- TASK DESCRIPTION -
Using the listing below, copy every line that mentions "could".

- EXERCISE DATA -

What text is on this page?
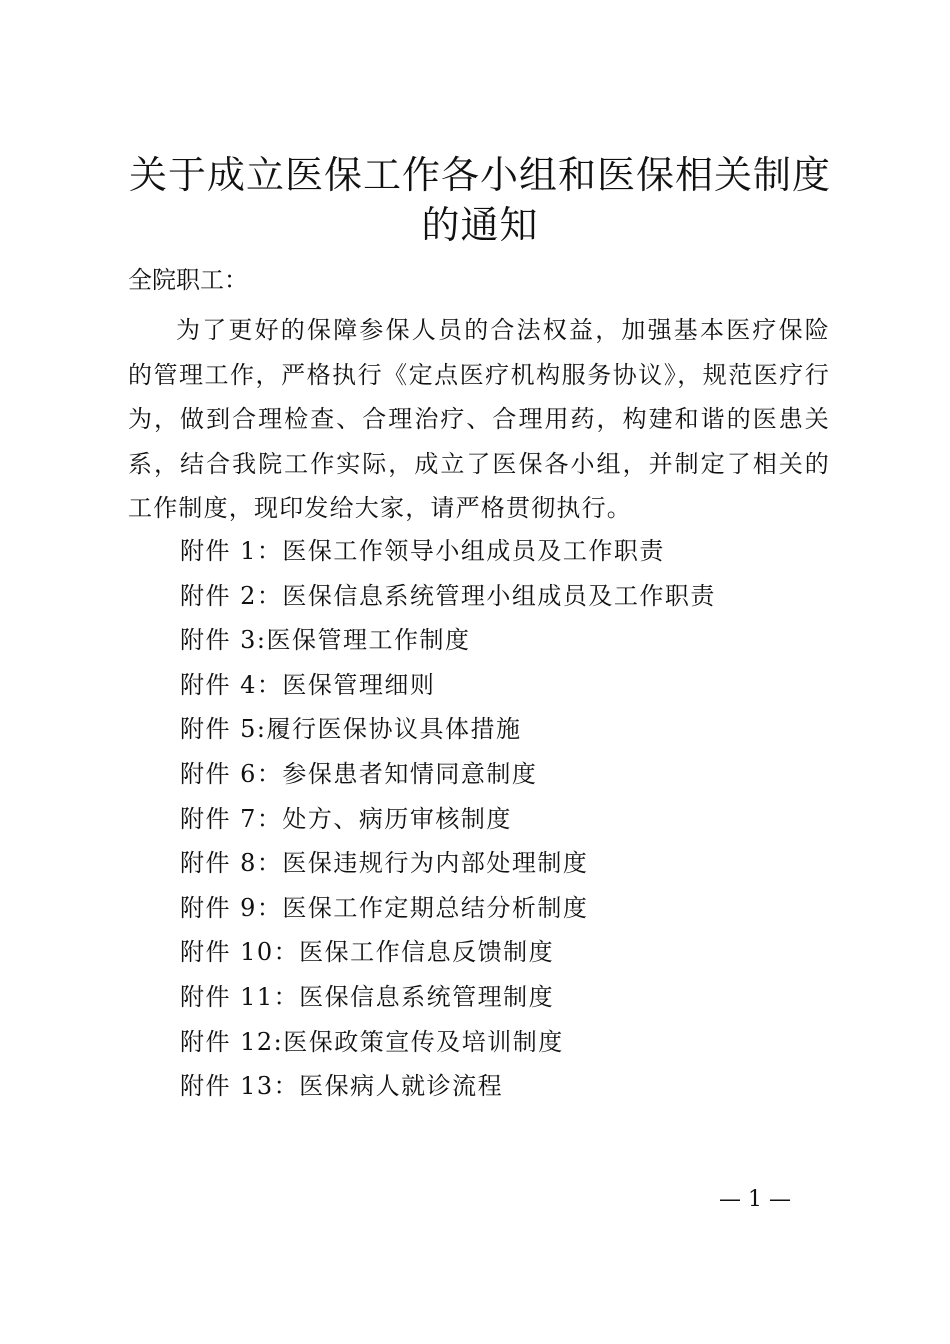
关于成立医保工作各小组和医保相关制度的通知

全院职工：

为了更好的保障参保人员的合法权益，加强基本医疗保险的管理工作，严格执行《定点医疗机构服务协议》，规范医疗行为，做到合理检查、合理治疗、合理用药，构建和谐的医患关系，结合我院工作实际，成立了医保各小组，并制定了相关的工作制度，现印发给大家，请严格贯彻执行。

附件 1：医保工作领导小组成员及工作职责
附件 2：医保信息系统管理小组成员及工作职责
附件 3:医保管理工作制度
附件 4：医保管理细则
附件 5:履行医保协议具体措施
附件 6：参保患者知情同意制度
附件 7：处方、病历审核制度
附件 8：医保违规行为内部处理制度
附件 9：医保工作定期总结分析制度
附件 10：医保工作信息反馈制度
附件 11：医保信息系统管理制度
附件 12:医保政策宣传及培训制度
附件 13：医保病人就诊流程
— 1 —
* * *
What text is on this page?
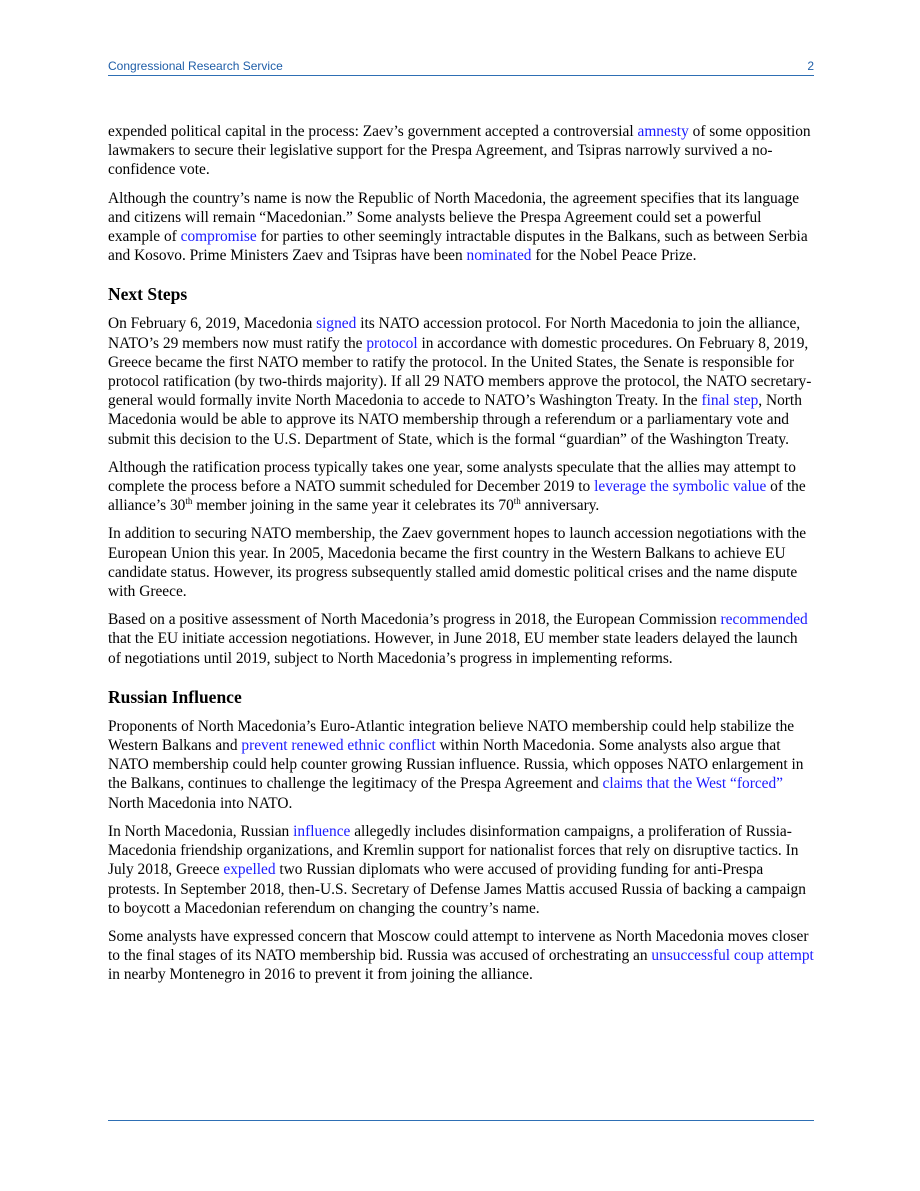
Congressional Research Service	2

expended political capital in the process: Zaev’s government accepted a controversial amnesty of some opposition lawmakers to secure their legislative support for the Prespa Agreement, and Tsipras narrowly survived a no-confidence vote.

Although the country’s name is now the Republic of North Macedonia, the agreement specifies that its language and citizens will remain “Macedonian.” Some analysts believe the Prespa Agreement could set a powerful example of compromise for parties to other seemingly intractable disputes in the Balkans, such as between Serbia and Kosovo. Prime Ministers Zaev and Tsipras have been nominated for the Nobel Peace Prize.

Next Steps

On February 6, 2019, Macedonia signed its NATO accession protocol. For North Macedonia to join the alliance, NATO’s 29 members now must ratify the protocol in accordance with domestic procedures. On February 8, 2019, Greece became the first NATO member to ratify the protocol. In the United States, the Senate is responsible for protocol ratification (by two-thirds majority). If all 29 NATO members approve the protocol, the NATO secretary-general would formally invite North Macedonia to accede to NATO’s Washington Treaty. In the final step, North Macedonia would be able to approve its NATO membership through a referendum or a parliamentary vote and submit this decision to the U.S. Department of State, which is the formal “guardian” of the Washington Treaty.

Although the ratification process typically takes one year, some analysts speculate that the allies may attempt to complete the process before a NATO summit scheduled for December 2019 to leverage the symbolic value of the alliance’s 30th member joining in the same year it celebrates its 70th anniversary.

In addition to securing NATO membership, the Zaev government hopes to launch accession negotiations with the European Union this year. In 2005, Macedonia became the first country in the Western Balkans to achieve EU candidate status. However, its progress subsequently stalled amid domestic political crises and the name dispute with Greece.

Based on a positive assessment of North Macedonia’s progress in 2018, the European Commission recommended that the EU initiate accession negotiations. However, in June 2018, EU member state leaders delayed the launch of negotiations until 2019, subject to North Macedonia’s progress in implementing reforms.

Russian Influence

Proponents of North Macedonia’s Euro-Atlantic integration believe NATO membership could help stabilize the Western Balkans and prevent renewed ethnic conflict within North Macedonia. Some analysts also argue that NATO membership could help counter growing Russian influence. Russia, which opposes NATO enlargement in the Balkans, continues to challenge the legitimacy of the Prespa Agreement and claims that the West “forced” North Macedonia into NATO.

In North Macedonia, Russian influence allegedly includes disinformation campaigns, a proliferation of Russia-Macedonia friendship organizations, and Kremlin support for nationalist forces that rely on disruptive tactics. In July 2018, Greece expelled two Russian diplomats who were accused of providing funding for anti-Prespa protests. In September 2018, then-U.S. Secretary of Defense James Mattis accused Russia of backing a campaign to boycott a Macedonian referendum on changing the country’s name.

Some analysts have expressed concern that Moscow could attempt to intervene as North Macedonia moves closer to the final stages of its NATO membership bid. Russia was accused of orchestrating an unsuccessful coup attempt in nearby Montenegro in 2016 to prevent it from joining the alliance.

- FINISHED EXERCISE -
Although the country’s name is now the Republic of North Macedonia, the agreement specifies that its language and citizens will remain “Macedonian.” Some analysts believe the Prespa Agreement could set a powerful example of compromise for parties to other seemingly intractable disputes in the Balkans, such as between Serbia and Kosovo. Prime Ministers Zaev and Tsipras have been nominated for the Nobel Peace Prize.
Proponents of North Macedonia’s Euro-Atlantic integration believe NATO membership could help stabilize the Western Balkans and prevent renewed ethnic conflict within North Macedonia. Some analysts also argue that NATO membership could help counter growing Russian influence. Russia, which opposes NATO enlargement in the Balkans, continues to challenge the legitimacy of the Prespa Agreement and claims that the West “forced” North Macedonia into NATO.
Some analysts have expressed concern that Moscow could attempt to intervene as North Macedonia moves closer to the final stages of its NATO membership bid. Russia was accused of orchestrating an unsuccessful coup attempt in nearby Montenegro in 2016 to prevent it from joining the alliance.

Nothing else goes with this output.